[START OF RECORDS TO PROCESS]

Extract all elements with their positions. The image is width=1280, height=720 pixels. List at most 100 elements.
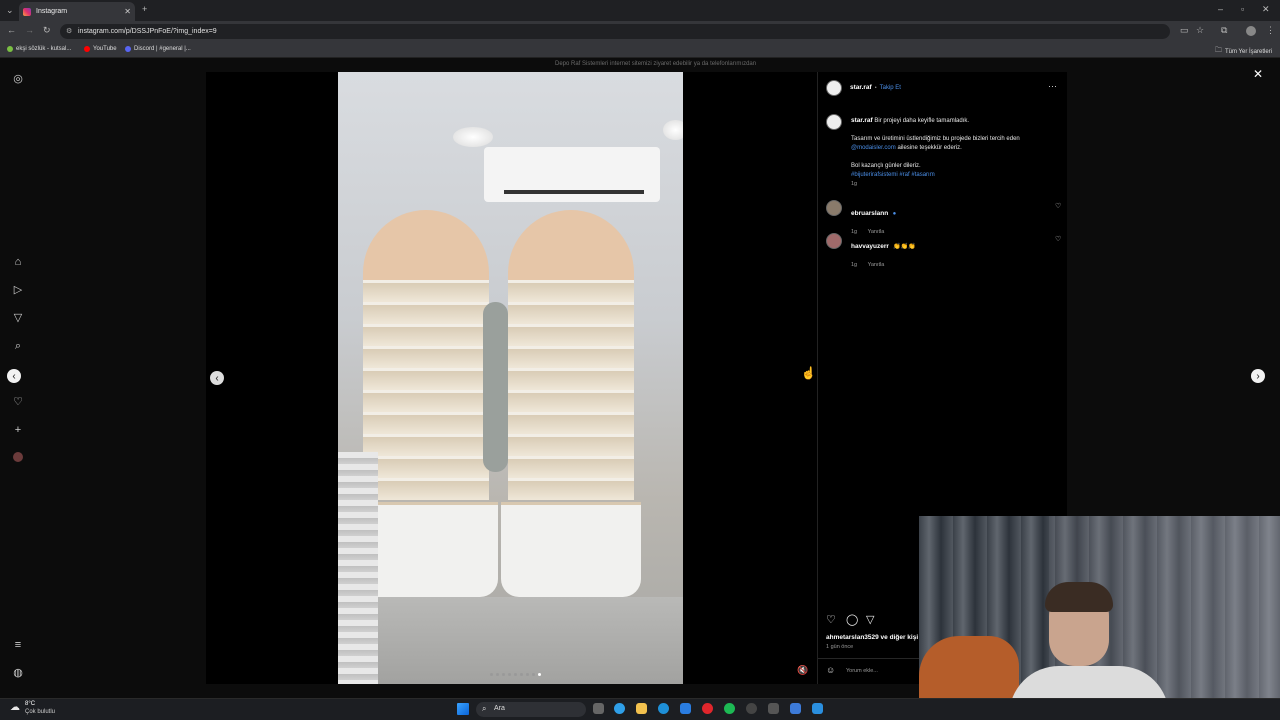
previous-image-button[interactable]: ‹: [210, 371, 224, 385]
webcam-overlay: [919, 516, 1280, 720]
close-window-icon[interactable]: ✕: [1262, 4, 1270, 15]
minimize-icon[interactable]: –: [1218, 4, 1223, 14]
bookmark-label: Discord | #general |...: [134, 46, 191, 52]
notifications-heart-icon[interactable]: ♡: [12, 396, 24, 408]
mute-icon[interactable]: 🔇: [797, 665, 808, 676]
emoji-icon[interactable]: ☺: [826, 665, 835, 675]
messages-icon[interactable]: ▽: [12, 312, 24, 324]
taskbar-search-input[interactable]: ⌕ Ara: [476, 702, 586, 717]
app-icon[interactable]: [768, 703, 779, 714]
next-post-button[interactable]: ›: [1251, 369, 1265, 383]
post-video[interactable]: [338, 72, 683, 684]
profile-avatar-icon[interactable]: [13, 452, 23, 462]
comment-bubble-icon[interactable]: ◯: [846, 613, 858, 626]
hashtags[interactable]: #bijuterirafsistemi #raf #tasarım: [851, 172, 935, 178]
chrome-menu-icon[interactable]: ⋮: [1266, 25, 1275, 36]
instagram-logo-icon[interactable]: ◎: [12, 73, 24, 85]
task-view-icon[interactable]: [593, 703, 604, 714]
close-post-icon[interactable]: ✕: [1253, 67, 1263, 81]
weather-temp: 8°C: [25, 701, 36, 707]
carousel-dot: [520, 673, 523, 676]
likes-summary[interactable]: ahmetarslan3529 ve diğer kişi: [826, 634, 918, 641]
floor: [338, 597, 683, 684]
air-conditioner: [484, 147, 660, 202]
edge-icon[interactable]: [658, 703, 669, 714]
tab-search-icon[interactable]: ⌄: [6, 5, 14, 16]
reels-icon[interactable]: ▷: [12, 284, 24, 296]
menu-icon[interactable]: ≡: [12, 639, 24, 651]
reload-icon[interactable]: ↻: [43, 25, 51, 36]
bookmarks-bar: ekşi sözlük - kutsal... YouTube Discord …: [0, 42, 1280, 58]
verified-badge-icon: ●: [892, 211, 897, 217]
app-icon[interactable]: [812, 703, 823, 714]
app-icon[interactable]: [790, 703, 801, 714]
extensions-icon[interactable]: ⧉: [1221, 25, 1227, 36]
threads-icon[interactable]: ◍: [12, 667, 24, 679]
create-plus-icon[interactable]: +: [12, 424, 24, 436]
comment-like-heart-icon[interactable]: ♡: [1055, 202, 1061, 210]
caption-author-avatar[interactable]: [826, 114, 842, 130]
follow-button[interactable]: Takip Et: [880, 85, 901, 91]
comment-text: 👏👏👏: [893, 244, 916, 250]
weather-cloud-icon[interactable]: ☁: [10, 702, 20, 713]
url-input[interactable]: ⚙ instagram.com/p/DSSJPnFoE/?img_index=9: [60, 24, 1170, 39]
search-icon[interactable]: ⌕: [12, 340, 24, 352]
obs-icon[interactable]: [746, 703, 757, 714]
author-avatar[interactable]: [826, 80, 842, 96]
explore-icon[interactable]: ‹: [7, 369, 21, 383]
tab-instagram[interactable]: Instagram ✕: [19, 2, 135, 21]
file-explorer-icon[interactable]: [636, 703, 647, 714]
caption-username[interactable]: star.raf: [851, 117, 873, 124]
maximize-icon[interactable]: ▫: [1241, 4, 1244, 14]
back-icon[interactable]: ←: [7, 25, 16, 35]
author-username[interactable]: star.raf: [850, 84, 872, 91]
browser-tab-bar: ⌄ Instagram ✕ + – ▫ ✕: [0, 0, 1280, 21]
caption-line3: Bol kazançlı günler dileriz.: [851, 163, 921, 169]
bookmark-label: YouTube: [93, 46, 117, 52]
carousel-dot: [490, 673, 493, 676]
caption-lead: Bir projeyi daha keyifle tamamladık.: [874, 118, 970, 124]
site-info-icon[interactable]: ⚙: [66, 27, 72, 35]
profile-avatar[interactable]: [1246, 26, 1256, 36]
carousel-dot: [508, 673, 511, 676]
cast-icon[interactable]: ▭: [1180, 25, 1189, 36]
reply-button[interactable]: Yanıtla: [868, 262, 885, 268]
new-tab-icon[interactable]: +: [142, 4, 147, 14]
shelf-rows: [363, 280, 489, 500]
shelf-rows: [508, 280, 634, 500]
close-tab-icon[interactable]: ✕: [124, 7, 131, 16]
commenter-avatar[interactable]: [826, 233, 842, 249]
cursor-icon: ☝: [801, 366, 816, 380]
comment-username[interactable]: ebruarslann: [851, 210, 888, 217]
comment-username[interactable]: havvayuzerr: [851, 243, 889, 250]
eksi-favicon-icon: [7, 46, 13, 52]
bookmark-label: Tüm Yer İşaretleri: [1225, 48, 1273, 55]
mention-link[interactable]: @modaisler.com: [851, 145, 896, 151]
discord-favicon-icon: [125, 46, 131, 52]
bookmark-eksi[interactable]: ekşi sözlük - kutsal...: [7, 46, 71, 52]
bookmark-discord[interactable]: Discord | #general |...: [125, 46, 191, 52]
tab-title: Instagram: [36, 8, 68, 15]
commenter-avatar[interactable]: [826, 200, 842, 216]
like-heart-icon[interactable]: ♡: [826, 613, 836, 626]
more-options-icon[interactable]: ···: [1048, 81, 1057, 91]
bookmark-all[interactable]: 🗀 Tüm Yer İşaretleri: [1215, 46, 1272, 57]
home-icon[interactable]: ⌂: [12, 256, 24, 268]
bookmark-label: ekşi sözlük - kutsal...: [16, 46, 72, 52]
comment-like-heart-icon[interactable]: ♡: [1055, 235, 1061, 243]
person-hair: [1045, 582, 1113, 612]
comment-input[interactable]: Yorum ekle...: [846, 668, 878, 674]
bookmark-star-icon[interactable]: ☆: [1196, 25, 1204, 36]
post-header: star.raf • Takip Et: [850, 84, 901, 91]
url-text: instagram.com/p/DSSJPnFoE/?img_index=9: [78, 28, 217, 35]
opera-icon[interactable]: [702, 703, 713, 714]
forward-icon[interactable]: →: [25, 25, 34, 35]
chrome-app-icon[interactable]: [614, 703, 625, 714]
mail-icon[interactable]: [680, 703, 691, 714]
spotify-icon[interactable]: [724, 703, 735, 714]
start-windows-icon[interactable]: [457, 703, 469, 715]
mirror-column: [483, 302, 508, 472]
bookmark-youtube[interactable]: YouTube: [84, 46, 117, 52]
ceiling-lamp: [453, 127, 493, 147]
share-icon[interactable]: ▽: [866, 613, 874, 626]
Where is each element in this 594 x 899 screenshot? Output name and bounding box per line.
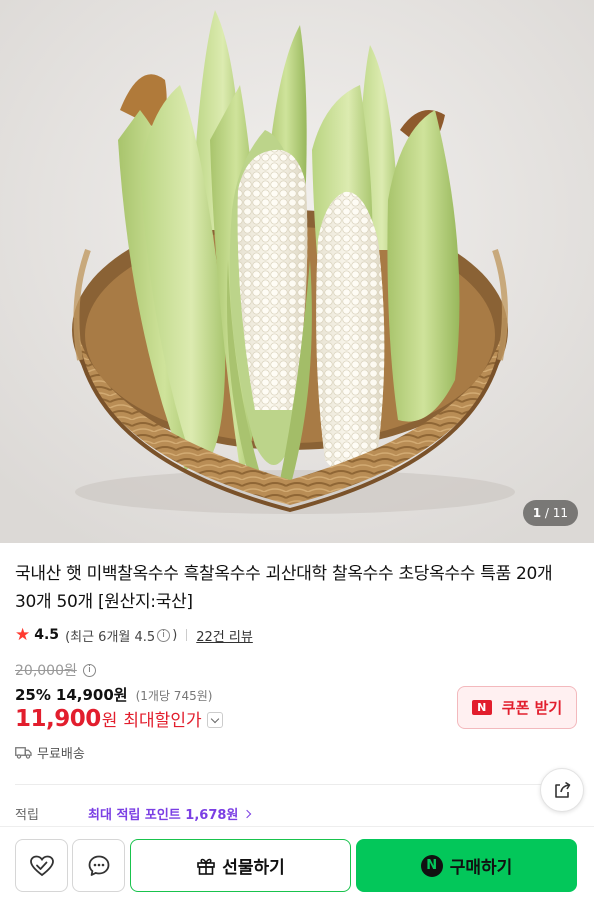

[END OF RECORDS TO PROCESS]

- **THE REQUEST**
Set down the stretch of data from the line containing "previous-image-button[interactable]: ‹: [210, 371, 224, 385]" through the line containing "likes-summary[interactable]: ahmetarslan3529 ve", both included, reproducing every line character for character.

- **TASK RESULT**
previous-image-button[interactable]: ‹: [210, 371, 224, 385]
webcam-overlay: [919, 516, 1280, 720]
close-window-icon[interactable]: ✕: [1262, 4, 1270, 15]
minimize-icon[interactable]: –: [1218, 4, 1223, 14]
bookmark-label: Discord | #general |...: [134, 46, 191, 52]
notifications-heart-icon[interactable]: ♡: [12, 396, 24, 408]
mute-icon[interactable]: 🔇: [797, 665, 808, 676]
emoji-icon[interactable]: ☺: [826, 665, 835, 675]
messages-icon[interactable]: ▽: [12, 312, 24, 324]
taskbar-search-input[interactable]: ⌕ Ara: [476, 702, 586, 717]
app-icon[interactable]: [768, 703, 779, 714]
next-post-button[interactable]: ›: [1251, 369, 1265, 383]
post-video[interactable]: [338, 72, 683, 684]
profile-avatar-icon[interactable]: [13, 452, 23, 462]
comment-bubble-icon[interactable]: ◯: [846, 613, 858, 626]
hashtags[interactable]: #bijuterirafsistemi #raf #tasarım: [851, 172, 935, 178]
chrome-menu-icon[interactable]: ⋮: [1266, 25, 1275, 36]
instagram-logo-icon[interactable]: ◎: [12, 73, 24, 85]
task-view-icon[interactable]: [593, 703, 604, 714]
close-post-icon[interactable]: ✕: [1253, 67, 1263, 81]
weather-temp: 8°C: [25, 701, 36, 707]
carousel-dot: [520, 673, 523, 676]
likes-summary[interactable]: ahmetarslan3529 ve diğer kişi: [826, 634, 918, 641]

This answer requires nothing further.